▸ **Given exercise 1**
Rewrite the paragraph in the text extract below that begins "Part-of-speech tagging (POS tagging" as a short bulleted list that keeps its main facts.
Begin Text extract
There are numerous implementation available.

### Maximum Likelihood Estimation (__MLE__)

Let's compare *emission probability* to *bigram probability* estimation computation:
- Maximum Likelihood Estimation (__MLE__) from frequency counts
- suffer from data sparseness:
    - smoothing (__+1S__ - add-one smoothing, for simplicity)
    - out-of-vocabulary (__OOV__, `<unk>`) word uniform probability estimation

|         | __bigram *p*__ | __emission *p*__ |
|:--------|:-----------------------|:-------------------------|
| __MLE__ | $$p(w_i | w_{i-1}) = \frac{c(w_{i-1}, w_i)}{c(w_{i-1})}$$ | $$p(w_i|t_i) = \frac{c(t_i,w_i)}{c(t_i)}$$
| __+1S__ | $$p(w_i | w_{i-1}) = \frac{c(w_{i-1},w_i)+1}{c(w_{i-1})+V}$$ | $$p(w_i|t_i)=\frac{c(t_i,w_i)+1}{c(t_i)+V}$$
| __OOV__ | $$\frac{1}{V}$$ | $$\frac{1}{V}$$ 

In practice this means that we can estimate emission probabilities as ngram probabilities, i.e. using the same functions for counting and smoothing, treating $c(t_i,w_i)$ as $c(w_{i-1},w_i)$, i.e. as `[t_i, w_i]` ngram.


## Part-of-Speech Tagging

Part-of-speech tagging (POS tagging or PoS tagging or POST), also called grammatical tagging is the process of marking up a word in a text as corresponding to a particular part of speech, based on both its definition and its context.

Tag Sets vary from corpus to corpus.

### Universal Part of Speech Tags

Universal POS-Tag Set represents a simplified and unified set of part-of-speech tags, that was proposed for the standardization across corpora and languages.
End Text extract
Begin Dataset content
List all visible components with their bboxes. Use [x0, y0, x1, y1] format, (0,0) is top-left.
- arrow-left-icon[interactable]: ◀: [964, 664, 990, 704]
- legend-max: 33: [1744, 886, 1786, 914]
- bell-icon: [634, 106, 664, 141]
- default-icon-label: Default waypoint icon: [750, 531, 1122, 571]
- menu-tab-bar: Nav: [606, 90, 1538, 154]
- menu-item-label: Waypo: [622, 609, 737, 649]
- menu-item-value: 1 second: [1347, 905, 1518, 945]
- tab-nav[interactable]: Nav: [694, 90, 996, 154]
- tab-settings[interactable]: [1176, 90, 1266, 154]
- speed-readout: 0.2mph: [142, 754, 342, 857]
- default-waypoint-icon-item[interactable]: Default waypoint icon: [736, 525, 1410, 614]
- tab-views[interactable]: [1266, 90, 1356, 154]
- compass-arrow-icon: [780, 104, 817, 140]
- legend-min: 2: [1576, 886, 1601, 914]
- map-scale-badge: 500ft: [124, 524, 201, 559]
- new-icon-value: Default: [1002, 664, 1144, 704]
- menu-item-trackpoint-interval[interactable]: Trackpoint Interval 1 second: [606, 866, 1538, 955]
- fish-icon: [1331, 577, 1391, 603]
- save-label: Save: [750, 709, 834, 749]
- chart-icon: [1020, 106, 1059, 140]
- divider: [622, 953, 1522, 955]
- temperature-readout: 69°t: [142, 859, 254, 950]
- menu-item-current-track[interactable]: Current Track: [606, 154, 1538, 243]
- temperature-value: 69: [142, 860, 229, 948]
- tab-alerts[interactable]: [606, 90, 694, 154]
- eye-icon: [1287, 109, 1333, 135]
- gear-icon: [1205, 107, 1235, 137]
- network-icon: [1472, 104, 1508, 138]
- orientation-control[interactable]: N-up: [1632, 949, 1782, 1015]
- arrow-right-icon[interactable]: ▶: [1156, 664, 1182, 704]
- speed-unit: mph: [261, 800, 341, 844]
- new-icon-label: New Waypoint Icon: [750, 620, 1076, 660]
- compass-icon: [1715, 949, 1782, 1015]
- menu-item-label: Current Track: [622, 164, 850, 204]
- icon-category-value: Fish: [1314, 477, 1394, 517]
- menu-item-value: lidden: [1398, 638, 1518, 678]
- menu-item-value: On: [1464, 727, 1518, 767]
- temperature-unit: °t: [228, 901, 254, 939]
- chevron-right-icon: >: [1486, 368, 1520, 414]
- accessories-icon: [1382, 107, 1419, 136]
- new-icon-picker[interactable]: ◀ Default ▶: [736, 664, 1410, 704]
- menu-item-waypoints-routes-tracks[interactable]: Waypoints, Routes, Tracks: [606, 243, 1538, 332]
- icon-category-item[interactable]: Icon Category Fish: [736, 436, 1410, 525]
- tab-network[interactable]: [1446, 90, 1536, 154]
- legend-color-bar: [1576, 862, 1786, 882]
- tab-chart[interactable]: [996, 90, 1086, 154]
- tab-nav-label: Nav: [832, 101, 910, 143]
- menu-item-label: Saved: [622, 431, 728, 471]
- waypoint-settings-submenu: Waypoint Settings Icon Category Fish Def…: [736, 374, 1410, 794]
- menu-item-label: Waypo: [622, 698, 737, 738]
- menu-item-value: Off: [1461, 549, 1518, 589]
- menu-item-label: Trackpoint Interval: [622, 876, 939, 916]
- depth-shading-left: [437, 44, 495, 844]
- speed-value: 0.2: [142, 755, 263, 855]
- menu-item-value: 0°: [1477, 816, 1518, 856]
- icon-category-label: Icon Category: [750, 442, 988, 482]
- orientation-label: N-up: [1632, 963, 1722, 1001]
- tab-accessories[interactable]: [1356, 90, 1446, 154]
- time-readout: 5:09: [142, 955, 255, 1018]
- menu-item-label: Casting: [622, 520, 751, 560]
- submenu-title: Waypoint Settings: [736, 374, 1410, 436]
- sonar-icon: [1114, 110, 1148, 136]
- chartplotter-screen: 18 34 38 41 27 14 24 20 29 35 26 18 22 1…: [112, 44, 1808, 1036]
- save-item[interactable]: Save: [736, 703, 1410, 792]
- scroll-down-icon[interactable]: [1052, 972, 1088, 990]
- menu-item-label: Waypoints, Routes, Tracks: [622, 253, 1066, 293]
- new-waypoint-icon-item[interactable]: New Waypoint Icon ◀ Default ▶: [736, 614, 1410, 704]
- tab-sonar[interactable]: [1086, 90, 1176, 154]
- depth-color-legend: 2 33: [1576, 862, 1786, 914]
End Dataset content
▸ **Given exercise 2**
Express everything in the rows above, from their start down to the line that contains "- speed-unit: mph: [261, 800, 341, 844]", as a JSON list of strings with one string per line and blank lines left out.

▸ **Expected answer 1**
- Other names: POS tagging, PoS tagging, POST, or grammatical tagging
- What it is: the process of marking up a word in a text as corresponding to a particular part of speech
- Basis: both the word's definition and its context

▸ **Expected answer 2**
[
  "List all visible components with their bboxes. Use [x0, y0, x1, y1] format, (0,0) is top-left.",
  "- arrow-left-icon[interactable]: ◀: [964, 664, 990, 704]",
  "- legend-max: 33: [1744, 886, 1786, 914]",
  "- bell-icon: [634, 106, 664, 141]",
  "- default-icon-label: Default waypoint icon: [750, 531, 1122, 571]",
  "- menu-tab-bar: Nav: [606, 90, 1538, 154]",
  "- menu-item-label: Waypo: [622, 609, 737, 649]",
  "- menu-item-value: 1 second: [1347, 905, 1518, 945]",
  "- tab-nav[interactable]: Nav: [694, 90, 996, 154]",
  "- tab-settings[interactable]: [1176, 90, 1266, 154]",
  "- speed-readout: 0.2mph: [142, 754, 342, 857]",
  "- default-waypoint-icon-item[interactable]: Default waypoint icon: [736, 525, 1410, 614]",
  "- tab-views[interactable]: [1266, 90, 1356, 154]",
  "- compass-arrow-icon: [780, 104, 817, 140]",
  "- legend-min: 2: [1576, 886, 1601, 914]",
  "- map-scale-badge: 500ft: [124, 524, 201, 559]",
  "- new-icon-value: Default: [1002, 664, 1144, 704]",
  "- menu-item-trackpoint-interval[interactable]: Trackpoint Interval 1 second: [606, 866, 1538, 955]",
  "- fish-icon: [1331, 577, 1391, 603]",
  "- save-label: Save: [750, 709, 834, 749]",
  "- chart-icon: [1020, 106, 1059, 140]",
  "- divider: [622, 953, 1522, 955]",
  "- temperature-readout: 69°t: [142, 859, 254, 950]",
  "- menu-item-current-track[interactable]: Current Track: [606, 154, 1538, 243]",
  "- temperature-value: 69: [142, 860, 229, 948]",
  "- tab-alerts[interactable]: [606, 90, 694, 154]",
  "- eye-icon: [1287, 109, 1333, 135]",
  "- gear-icon: [1205, 107, 1235, 137]",
  "- network-icon: [1472, 104, 1508, 138]",
  "- orientation-control[interactable]: N-up: [1632, 949, 1782, 1015]",
  "- arrow-right-icon[interactable]: ▶: [1156, 664, 1182, 704]",
  "- speed-unit: mph: [261, 800, 341, 844]"
]